What to work on
Update the listing by changing every "Focus assist" to "Quiet hours" and keeping everything else the same.

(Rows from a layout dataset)
+===+
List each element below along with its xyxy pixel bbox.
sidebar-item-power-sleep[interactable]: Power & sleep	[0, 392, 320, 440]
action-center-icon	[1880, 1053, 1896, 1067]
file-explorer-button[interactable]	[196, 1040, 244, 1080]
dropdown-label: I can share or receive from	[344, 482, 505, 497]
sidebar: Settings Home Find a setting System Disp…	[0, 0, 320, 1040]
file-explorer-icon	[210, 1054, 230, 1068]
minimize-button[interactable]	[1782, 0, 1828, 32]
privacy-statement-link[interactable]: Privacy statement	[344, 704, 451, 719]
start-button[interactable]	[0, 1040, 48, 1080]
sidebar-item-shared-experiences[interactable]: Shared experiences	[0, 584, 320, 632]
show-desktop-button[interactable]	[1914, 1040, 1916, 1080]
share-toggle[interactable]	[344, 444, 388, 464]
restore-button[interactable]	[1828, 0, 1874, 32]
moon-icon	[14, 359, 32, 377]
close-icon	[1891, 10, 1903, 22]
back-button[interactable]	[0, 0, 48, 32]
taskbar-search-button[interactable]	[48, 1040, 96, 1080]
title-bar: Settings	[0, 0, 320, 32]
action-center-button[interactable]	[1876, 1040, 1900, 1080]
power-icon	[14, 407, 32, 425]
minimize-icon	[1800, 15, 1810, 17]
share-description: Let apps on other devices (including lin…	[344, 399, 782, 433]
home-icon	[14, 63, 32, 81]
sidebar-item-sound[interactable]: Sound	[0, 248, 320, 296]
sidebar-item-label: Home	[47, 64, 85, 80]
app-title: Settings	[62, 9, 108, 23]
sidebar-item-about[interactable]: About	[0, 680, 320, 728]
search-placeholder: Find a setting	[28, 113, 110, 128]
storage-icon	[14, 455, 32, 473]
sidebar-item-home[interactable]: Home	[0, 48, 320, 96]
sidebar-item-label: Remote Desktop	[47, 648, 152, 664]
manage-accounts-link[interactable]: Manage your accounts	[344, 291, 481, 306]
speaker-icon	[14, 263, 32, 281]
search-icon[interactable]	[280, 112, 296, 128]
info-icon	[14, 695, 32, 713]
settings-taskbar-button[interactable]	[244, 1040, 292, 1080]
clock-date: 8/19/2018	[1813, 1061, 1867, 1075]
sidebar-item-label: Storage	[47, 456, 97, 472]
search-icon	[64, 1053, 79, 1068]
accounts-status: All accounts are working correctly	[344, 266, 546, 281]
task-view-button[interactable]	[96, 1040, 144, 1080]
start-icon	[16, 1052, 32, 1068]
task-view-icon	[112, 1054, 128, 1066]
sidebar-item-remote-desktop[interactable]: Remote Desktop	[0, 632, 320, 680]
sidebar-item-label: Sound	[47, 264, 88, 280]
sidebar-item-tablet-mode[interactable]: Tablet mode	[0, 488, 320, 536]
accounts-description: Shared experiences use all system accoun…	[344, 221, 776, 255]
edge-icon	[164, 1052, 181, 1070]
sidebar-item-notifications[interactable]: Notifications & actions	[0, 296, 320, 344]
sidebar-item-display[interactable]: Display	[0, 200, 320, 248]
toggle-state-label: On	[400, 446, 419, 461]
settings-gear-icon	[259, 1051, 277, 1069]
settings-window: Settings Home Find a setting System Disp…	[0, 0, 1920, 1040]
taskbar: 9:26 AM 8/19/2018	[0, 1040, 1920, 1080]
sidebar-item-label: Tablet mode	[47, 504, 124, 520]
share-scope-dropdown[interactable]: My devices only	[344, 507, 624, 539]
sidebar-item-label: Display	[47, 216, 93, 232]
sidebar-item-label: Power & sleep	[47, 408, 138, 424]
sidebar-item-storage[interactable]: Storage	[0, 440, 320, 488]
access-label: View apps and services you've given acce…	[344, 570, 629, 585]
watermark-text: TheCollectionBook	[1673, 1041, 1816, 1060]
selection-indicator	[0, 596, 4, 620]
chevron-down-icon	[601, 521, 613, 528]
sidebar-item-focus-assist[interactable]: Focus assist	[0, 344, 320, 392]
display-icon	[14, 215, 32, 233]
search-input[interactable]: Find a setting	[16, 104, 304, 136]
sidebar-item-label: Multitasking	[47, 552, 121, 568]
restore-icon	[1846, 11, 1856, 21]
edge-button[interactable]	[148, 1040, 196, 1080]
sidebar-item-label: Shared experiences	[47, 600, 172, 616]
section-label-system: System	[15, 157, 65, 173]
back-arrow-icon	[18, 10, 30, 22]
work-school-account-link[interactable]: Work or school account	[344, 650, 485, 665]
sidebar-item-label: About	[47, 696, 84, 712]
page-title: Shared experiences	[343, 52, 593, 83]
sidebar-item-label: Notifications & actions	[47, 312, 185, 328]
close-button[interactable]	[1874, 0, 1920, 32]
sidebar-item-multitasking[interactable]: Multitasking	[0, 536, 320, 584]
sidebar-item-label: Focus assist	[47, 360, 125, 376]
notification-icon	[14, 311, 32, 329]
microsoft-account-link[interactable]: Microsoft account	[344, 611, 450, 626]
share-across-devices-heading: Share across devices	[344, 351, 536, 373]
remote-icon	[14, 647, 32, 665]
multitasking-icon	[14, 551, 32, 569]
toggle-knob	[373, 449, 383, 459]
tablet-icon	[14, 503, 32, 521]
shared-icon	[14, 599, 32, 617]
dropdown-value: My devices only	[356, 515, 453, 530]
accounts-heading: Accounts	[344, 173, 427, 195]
+===+
Exercise result
List each element below along with its xyxy pixel bbox.
sidebar-item-power-sleep[interactable]: Power & sleep	[0, 392, 320, 440]
action-center-icon	[1880, 1053, 1896, 1067]
file-explorer-button[interactable]	[196, 1040, 244, 1080]
dropdown-label: I can share or receive from	[344, 482, 505, 497]
sidebar: Settings Home Find a setting System Disp…	[0, 0, 320, 1040]
file-explorer-icon	[210, 1054, 230, 1068]
minimize-button[interactable]	[1782, 0, 1828, 32]
privacy-statement-link[interactable]: Privacy statement	[344, 704, 451, 719]
start-button[interactable]	[0, 1040, 48, 1080]
sidebar-item-shared-experiences[interactable]: Shared experiences	[0, 584, 320, 632]
show-desktop-button[interactable]	[1914, 1040, 1916, 1080]
share-toggle[interactable]	[344, 444, 388, 464]
restore-button[interactable]	[1828, 0, 1874, 32]
moon-icon	[14, 359, 32, 377]
close-icon	[1891, 10, 1903, 22]
back-button[interactable]	[0, 0, 48, 32]
taskbar-search-button[interactable]	[48, 1040, 96, 1080]
title-bar: Settings	[0, 0, 320, 32]
action-center-button[interactable]	[1876, 1040, 1900, 1080]
power-icon	[14, 407, 32, 425]
minimize-icon	[1800, 15, 1810, 17]
share-description: Let apps on other devices (including lin…	[344, 399, 782, 433]
home-icon	[14, 63, 32, 81]
sidebar-item-sound[interactable]: Sound	[0, 248, 320, 296]
sidebar-item-label: Home	[47, 64, 85, 80]
app-title: Settings	[62, 9, 108, 23]
sidebar-item-about[interactable]: About	[0, 680, 320, 728]
search-placeholder: Find a setting	[28, 113, 110, 128]
storage-icon	[14, 455, 32, 473]
sidebar-item-home[interactable]: Home	[0, 48, 320, 96]
sidebar-item-label: Remote Desktop	[47, 648, 152, 664]
manage-accounts-link[interactable]: Manage your accounts	[344, 291, 481, 306]
speaker-icon	[14, 263, 32, 281]
search-icon[interactable]	[280, 112, 296, 128]
info-icon	[14, 695, 32, 713]
settings-taskbar-button[interactable]	[244, 1040, 292, 1080]
clock-date: 8/19/2018	[1813, 1061, 1867, 1075]
sidebar-item-label: Storage	[47, 456, 97, 472]
search-icon	[64, 1053, 79, 1068]
accounts-status: All accounts are working correctly	[344, 266, 546, 281]
task-view-button[interactable]	[96, 1040, 144, 1080]
start-icon	[16, 1052, 32, 1068]
task-view-icon	[112, 1054, 128, 1066]
sidebar-item-remote-desktop[interactable]: Remote Desktop	[0, 632, 320, 680]
sidebar-item-label: Sound	[47, 264, 88, 280]
sidebar-item-tablet-mode[interactable]: Tablet mode	[0, 488, 320, 536]
accounts-description: Shared experiences use all system accoun…	[344, 221, 776, 255]
edge-icon	[164, 1052, 181, 1070]
sidebar-item-notifications[interactable]: Notifications & actions	[0, 296, 320, 344]
sidebar-item-display[interactable]: Display	[0, 200, 320, 248]
toggle-state-label: On	[400, 446, 419, 461]
settings-gear-icon	[259, 1051, 277, 1069]
settings-window: Settings Home Find a setting System Disp…	[0, 0, 1920, 1040]
taskbar: 9:26 AM 8/19/2018	[0, 1040, 1920, 1080]
sidebar-item-label: Tablet mode	[47, 504, 124, 520]
share-scope-dropdown[interactable]: My devices only	[344, 507, 624, 539]
sidebar-item-label: Display	[47, 216, 93, 232]
sidebar-item-label: Power & sleep	[47, 408, 138, 424]
sidebar-item-storage[interactable]: Storage	[0, 440, 320, 488]
access-label: View apps and services you've given acce…	[344, 570, 629, 585]
watermark-text: TheCollectionBook	[1673, 1041, 1816, 1060]
selection-indicator	[0, 596, 4, 620]
chevron-down-icon	[601, 521, 613, 528]
sidebar-item-focus-assist[interactable]: Quiet hours	[0, 344, 320, 392]
display-icon	[14, 215, 32, 233]
search-input[interactable]: Find a setting	[16, 104, 304, 136]
sidebar-item-label: Multitasking	[47, 552, 121, 568]
restore-icon	[1846, 11, 1856, 21]
edge-button[interactable]	[148, 1040, 196, 1080]
sidebar-item-label: Shared experiences	[47, 600, 172, 616]
section-label-system: System	[15, 157, 65, 173]
back-arrow-icon	[18, 10, 30, 22]
work-school-account-link[interactable]: Work or school account	[344, 650, 485, 665]
sidebar-item-label: About	[47, 696, 84, 712]
page-title: Shared experiences	[343, 52, 593, 83]
sidebar-item-label: Notifications & actions	[47, 312, 185, 328]
close-button[interactable]	[1874, 0, 1920, 32]
sidebar-item-multitasking[interactable]: Multitasking	[0, 536, 320, 584]
sidebar-item-label: Quiet hours	[47, 360, 125, 376]
notification-icon	[14, 311, 32, 329]
microsoft-account-link[interactable]: Microsoft account	[344, 611, 450, 626]
share-across-devices-heading: Share across devices	[344, 351, 536, 373]
remote-icon	[14, 647, 32, 665]
multitasking-icon	[14, 551, 32, 569]
toggle-knob	[373, 449, 383, 459]
tablet-icon	[14, 503, 32, 521]
shared-icon	[14, 599, 32, 617]
dropdown-value: My devices only	[356, 515, 453, 530]
accounts-heading: Accounts	[344, 173, 427, 195]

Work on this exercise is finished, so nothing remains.